**EXERCISE**
Search the records that follow and extract every line containing the string "Pasal".

====== RECORDS FOR THIS TASK

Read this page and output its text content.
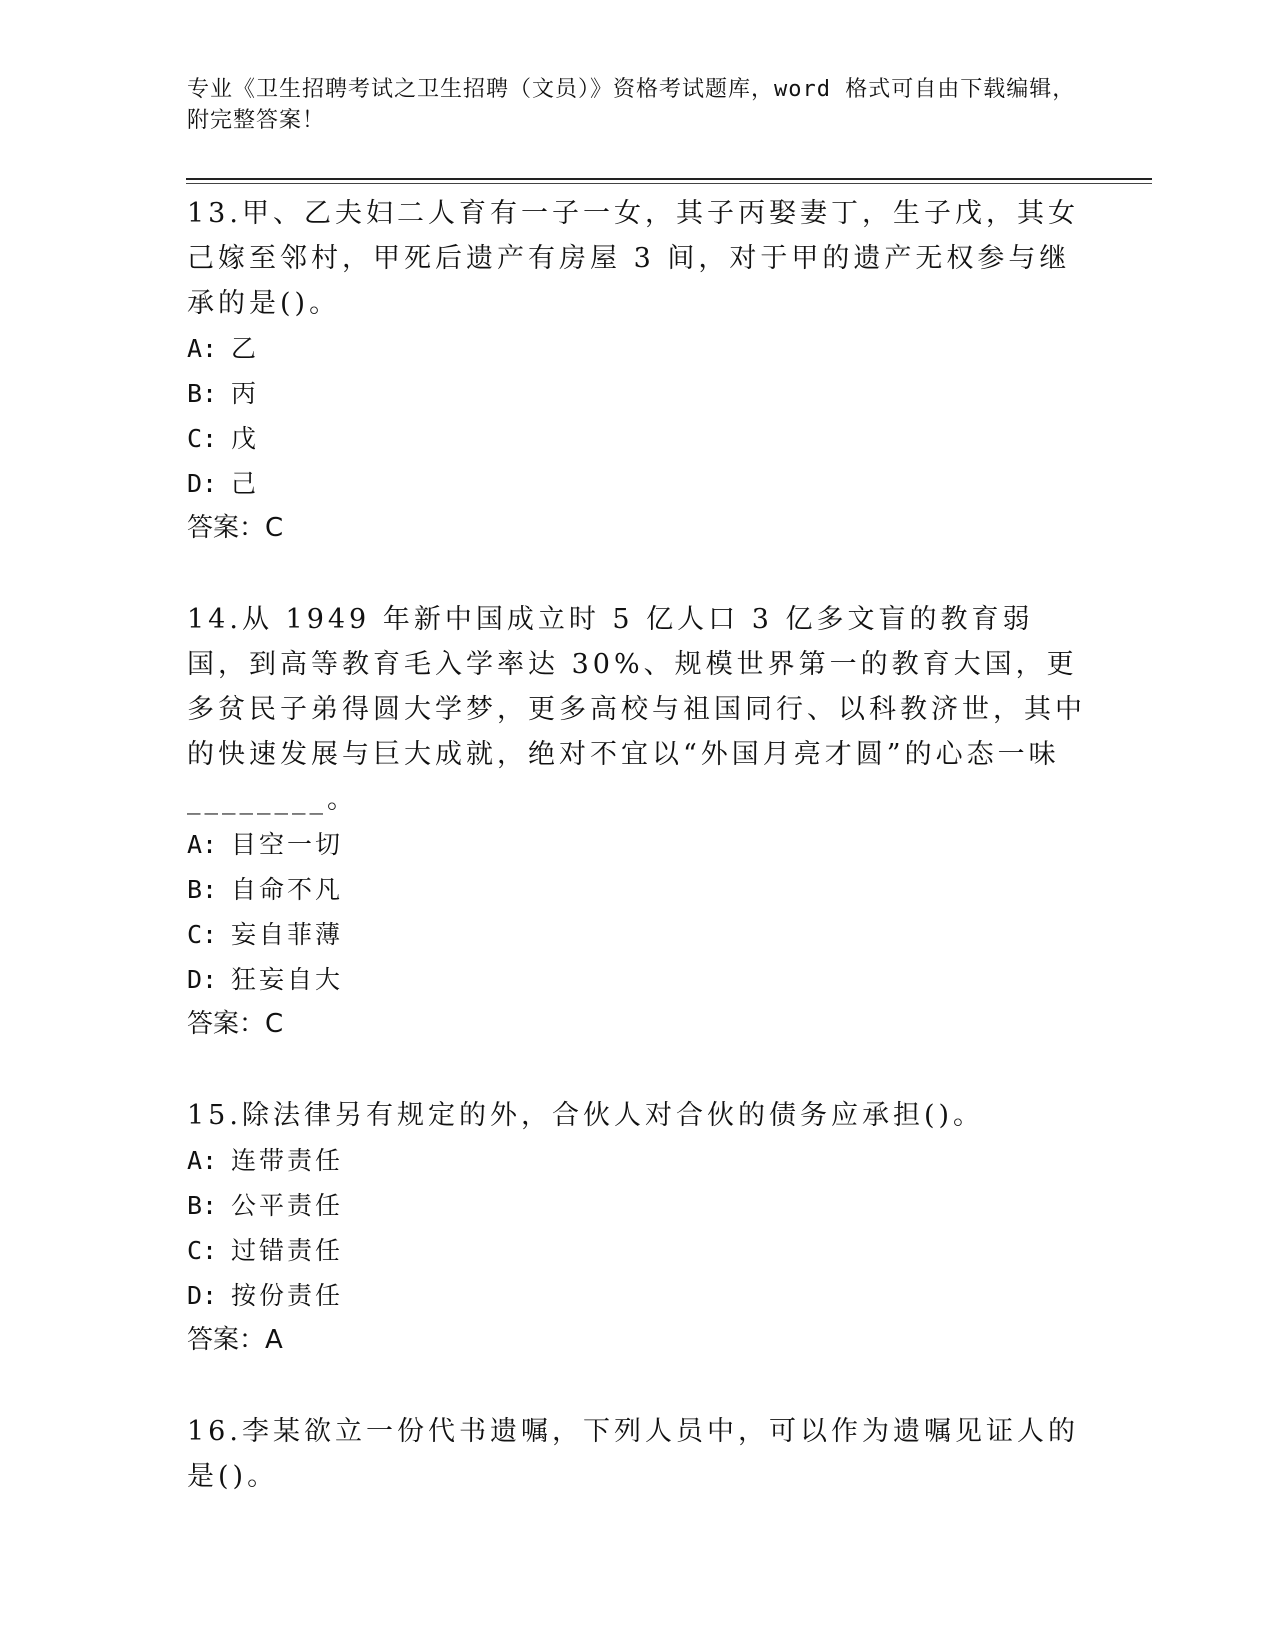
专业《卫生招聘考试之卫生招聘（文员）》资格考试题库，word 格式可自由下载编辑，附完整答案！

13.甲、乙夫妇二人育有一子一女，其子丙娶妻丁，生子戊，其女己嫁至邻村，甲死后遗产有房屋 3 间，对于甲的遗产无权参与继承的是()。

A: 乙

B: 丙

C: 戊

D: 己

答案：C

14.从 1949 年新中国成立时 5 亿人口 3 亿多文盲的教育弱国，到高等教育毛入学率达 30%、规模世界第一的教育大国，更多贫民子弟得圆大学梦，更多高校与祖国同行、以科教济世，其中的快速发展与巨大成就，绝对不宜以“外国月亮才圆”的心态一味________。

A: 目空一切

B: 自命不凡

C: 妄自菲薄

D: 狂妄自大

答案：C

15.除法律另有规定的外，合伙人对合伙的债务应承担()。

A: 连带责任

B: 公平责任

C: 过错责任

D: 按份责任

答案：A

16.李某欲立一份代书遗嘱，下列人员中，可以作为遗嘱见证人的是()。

============
====== RECORDS FOR THIS TASK

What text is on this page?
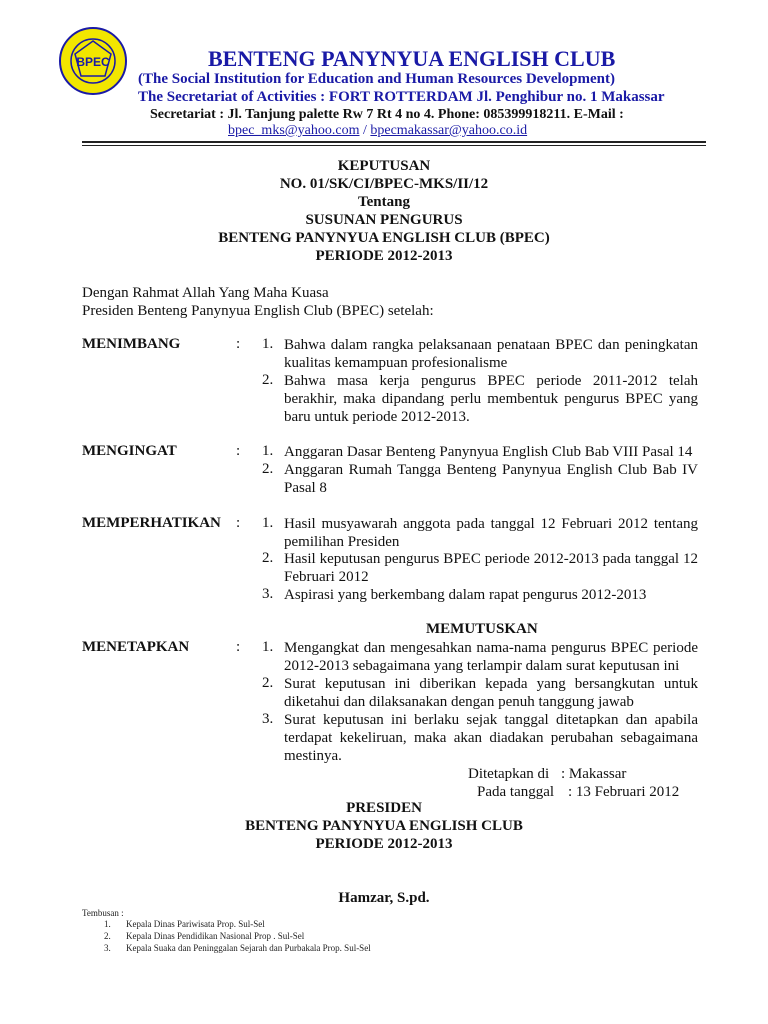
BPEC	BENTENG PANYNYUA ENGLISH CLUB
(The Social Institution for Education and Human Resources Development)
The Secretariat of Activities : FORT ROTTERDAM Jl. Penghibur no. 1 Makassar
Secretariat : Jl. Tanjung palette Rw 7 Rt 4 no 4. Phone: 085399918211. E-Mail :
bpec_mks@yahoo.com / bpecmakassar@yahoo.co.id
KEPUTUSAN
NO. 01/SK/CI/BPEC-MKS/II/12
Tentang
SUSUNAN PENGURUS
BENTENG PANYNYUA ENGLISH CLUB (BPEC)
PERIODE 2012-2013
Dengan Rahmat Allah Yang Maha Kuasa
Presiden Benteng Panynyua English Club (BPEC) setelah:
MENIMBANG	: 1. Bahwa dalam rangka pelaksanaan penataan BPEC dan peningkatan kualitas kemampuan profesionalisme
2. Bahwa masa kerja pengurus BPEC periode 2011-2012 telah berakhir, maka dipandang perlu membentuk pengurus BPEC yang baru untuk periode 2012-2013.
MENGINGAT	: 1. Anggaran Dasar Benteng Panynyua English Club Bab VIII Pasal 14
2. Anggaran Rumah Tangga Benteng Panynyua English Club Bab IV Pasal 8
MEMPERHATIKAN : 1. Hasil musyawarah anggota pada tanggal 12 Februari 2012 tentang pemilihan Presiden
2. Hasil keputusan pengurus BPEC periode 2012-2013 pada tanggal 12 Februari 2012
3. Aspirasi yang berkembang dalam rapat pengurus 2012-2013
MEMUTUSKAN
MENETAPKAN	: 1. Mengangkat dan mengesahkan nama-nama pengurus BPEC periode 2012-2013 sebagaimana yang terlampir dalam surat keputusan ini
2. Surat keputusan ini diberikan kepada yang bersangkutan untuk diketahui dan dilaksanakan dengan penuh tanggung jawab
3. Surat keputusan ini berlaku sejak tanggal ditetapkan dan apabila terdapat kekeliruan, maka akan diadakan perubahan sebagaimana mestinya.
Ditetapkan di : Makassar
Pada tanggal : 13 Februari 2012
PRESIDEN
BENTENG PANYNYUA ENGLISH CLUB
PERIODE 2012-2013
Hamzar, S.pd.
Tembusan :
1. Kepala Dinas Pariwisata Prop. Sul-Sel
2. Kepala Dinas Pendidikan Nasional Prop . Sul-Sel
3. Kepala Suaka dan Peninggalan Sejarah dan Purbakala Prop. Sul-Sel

============
====== RECORDS FOR THIS TASK

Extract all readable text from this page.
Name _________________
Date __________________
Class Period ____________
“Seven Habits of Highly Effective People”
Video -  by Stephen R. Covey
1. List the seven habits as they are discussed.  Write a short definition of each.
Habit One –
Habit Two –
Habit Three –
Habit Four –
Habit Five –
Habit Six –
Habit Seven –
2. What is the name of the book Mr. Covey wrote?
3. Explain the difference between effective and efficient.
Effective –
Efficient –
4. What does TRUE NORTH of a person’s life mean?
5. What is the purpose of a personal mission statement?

============

**CORRECT OUTPUT**
MENGINGAT	: 1. Anggaran Dasar Benteng Panynyua English Club Bab VIII Pasal 14
2. Anggaran Rumah Tangga Benteng Panynyua English Club Bab IV Pasal 8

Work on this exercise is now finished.